- RECORDS PROVIDED:

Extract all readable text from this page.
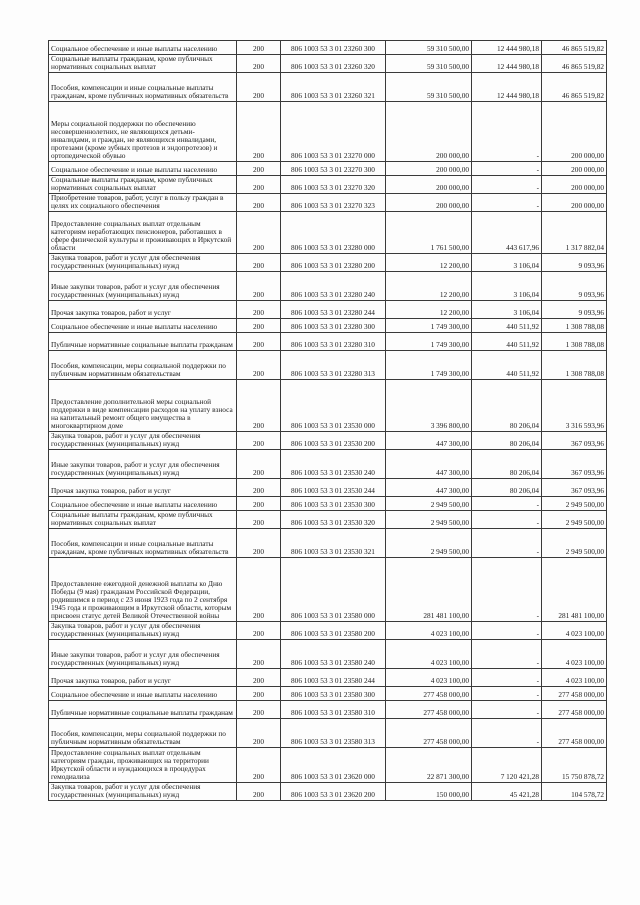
Социальное обеспечение и иные выплаты населению	200	806 1003 53 3 01 23260 300	59 310 500,00	12 444 980,18	46 865 519,82

Социальные выплаты гражданам, кроме публичных нормативных социальных выплат	200	806 1003 53 3 01 23260 320	59 310 500,00	12 444 980,18	46 865 519,82

Пособия, компенсации и иные социальные выплаты гражданам, кроме публичных нормативных обязательств	200	806 1003 53 3 01 23260 321	59 310 500,00	12 444 980,18	46 865 519,82

Меры социальной поддержки по обеспечению несовершеннолетних, не являющихся детьми-инвалидами, и граждан, не являющихся инвалидами, протезами (кроме зубных протезов и эндопротезов) и ортопедической обувью	200	806 1003 53 3 01 23270 000	200 000,00	-	200 000,00

Социальное обеспечение и иные выплаты населению	200	806 1003 53 3 01 23270 300	200 000,00	-	200 000,00

Социальные выплаты гражданам, кроме публичных нормативных социальных выплат	200	806 1003 53 3 01 23270 320	200 000,00	-	200 000,00

Приобретение товаров, работ, услуг в пользу граждан в целях их социального обеспечения	200	806 1003 53 3 01 23270 323	200 000,00	-	200 000,00

Предоставление социальных выплат отдельным категориям неработающих пенсионеров, работавших в сфере физической культуры и проживающих в Иркутской области	200	806 1003 53 3 01 23280 000	1 761 500,00	443 617,96	1 317 882,04

Закупка товаров, работ и услуг для обеспечения государственных (муниципальных) нужд	200	806 1003 53 3 01 23280 200	12 200,00	3 106,04	9 093,96

Иные закупки товаров, работ и услуг для обеспечения государственных (муниципальных) нужд	200	806 1003 53 3 01 23280 240	12 200,00	3 106,04	9 093,96

Прочая закупка товаров, работ и услуг	200	806 1003 53 3 01 23280 244	12 200,00	3 106,04	9 093,96

Социальное обеспечение и иные выплаты населению	200	806 1003 53 3 01 23280 300	1 749 300,00	440 511,92	1 308 788,08

Публичные нормативные социальные выплаты гражданам	200	806 1003 53 3 01 23280 310	1 749 300,00	440 511,92	1 308 788,08

Пособия, компенсации, меры социальной поддержки по публичным нормативным обязательствам	200	806 1003 53 3 01 23280 313	1 749 300,00	440 511,92	1 308 788,08

Предоставление дополнительной меры социальной поддержки в виде компенсации расходов на уплату взноса на капитальный ремонт общего имущества в многоквартирном доме	200	806 1003 53 3 01 23530 000	3 396 800,00	80 206,04	3 316 593,96

Закупка товаров, работ и услуг для обеспечения государственных (муниципальных) нужд	200	806 1003 53 3 01 23530 200	447 300,00	80 206,04	367 093,96

Иные закупки товаров, работ и услуг для обеспечения государственных (муниципальных) нужд	200	806 1003 53 3 01 23530 240	447 300,00	80 206,04	367 093,96

Прочая закупка товаров, работ и услуг	200	806 1003 53 3 01 23530 244	447 300,00	80 206,04	367 093,96

Социальное обеспечение и иные выплаты населению	200	806 1003 53 3 01 23530 300	2 949 500,00	-	2 949 500,00

Социальные выплаты гражданам, кроме публичных нормативных социальных выплат	200	806 1003 53 3 01 23530 320	2 949 500,00	-	2 949 500,00

Пособия, компенсации и иные социальные выплаты гражданам, кроме публичных нормативных обязательств	200	806 1003 53 3 01 23530 321	2 949 500,00	-	2 949 500,00

Предоставление ежегодной денежной выплаты ко Дню Победы (9 мая) гражданам Российской Федерации, родившимся в период с 23 июня 1923 года по 2 сентября 1945 года и проживающим в Иркутской области, которым присвоен статус детей Великой Отечественной войны	200	806 1003 53 3 01 23580 000	281 481 100,00	-	281 481 100,00

Закупка товаров, работ и услуг для обеспечения государственных (муниципальных) нужд	200	806 1003 53 3 01 23580 200	4 023 100,00	-	4 023 100,00

Иные закупки товаров, работ и услуг для обеспечения государственных (муниципальных) нужд	200	806 1003 53 3 01 23580 240	4 023 100,00	-	4 023 100,00

Прочая закупка товаров, работ и услуг	200	806 1003 53 3 01 23580 244	4 023 100,00	-	4 023 100,00

Социальное обеспечение и иные выплаты населению	200	806 1003 53 3 01 23580 300	277 458 000,00	-	277 458 000,00

Публичные нормативные социальные выплаты гражданам	200	806 1003 53 3 01 23580 310	277 458 000,00	-	277 458 000,00

Пособия, компенсации, меры социальной поддержки по публичным нормативным обязательствам	200	806 1003 53 3 01 23580 313	277 458 000,00	-	277 458 000,00

Предоставление социальных выплат отдельным категориям граждан, проживающих на территории Иркутской области и нуждающихся в процедурах гемодиализа	200	806 1003 53 3 01 23620 000	22 871 300,00	7 120 421,28	15 750 878,72

Закупка товаров, работ и услуг для обеспечения государственных (муниципальных) нужд	200	806 1003 53 3 01 23620 200	150 000,00	45 421,28	104 578,72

- WHAT YOU ARE ASKED TO DO:
Where a line holds "нормативные", copy that line.

- RESPONSE TO THE TASK:
Публичные нормативные социальные выплаты гражданам	200	806 1003 53 3 01 23280 310	1 749 300,00	440 511,92	1 308 788,08
Публичные нормативные социальные выплаты гражданам	200	806 1003 53 3 01 23580 310	277 458 000,00	-	277 458 000,00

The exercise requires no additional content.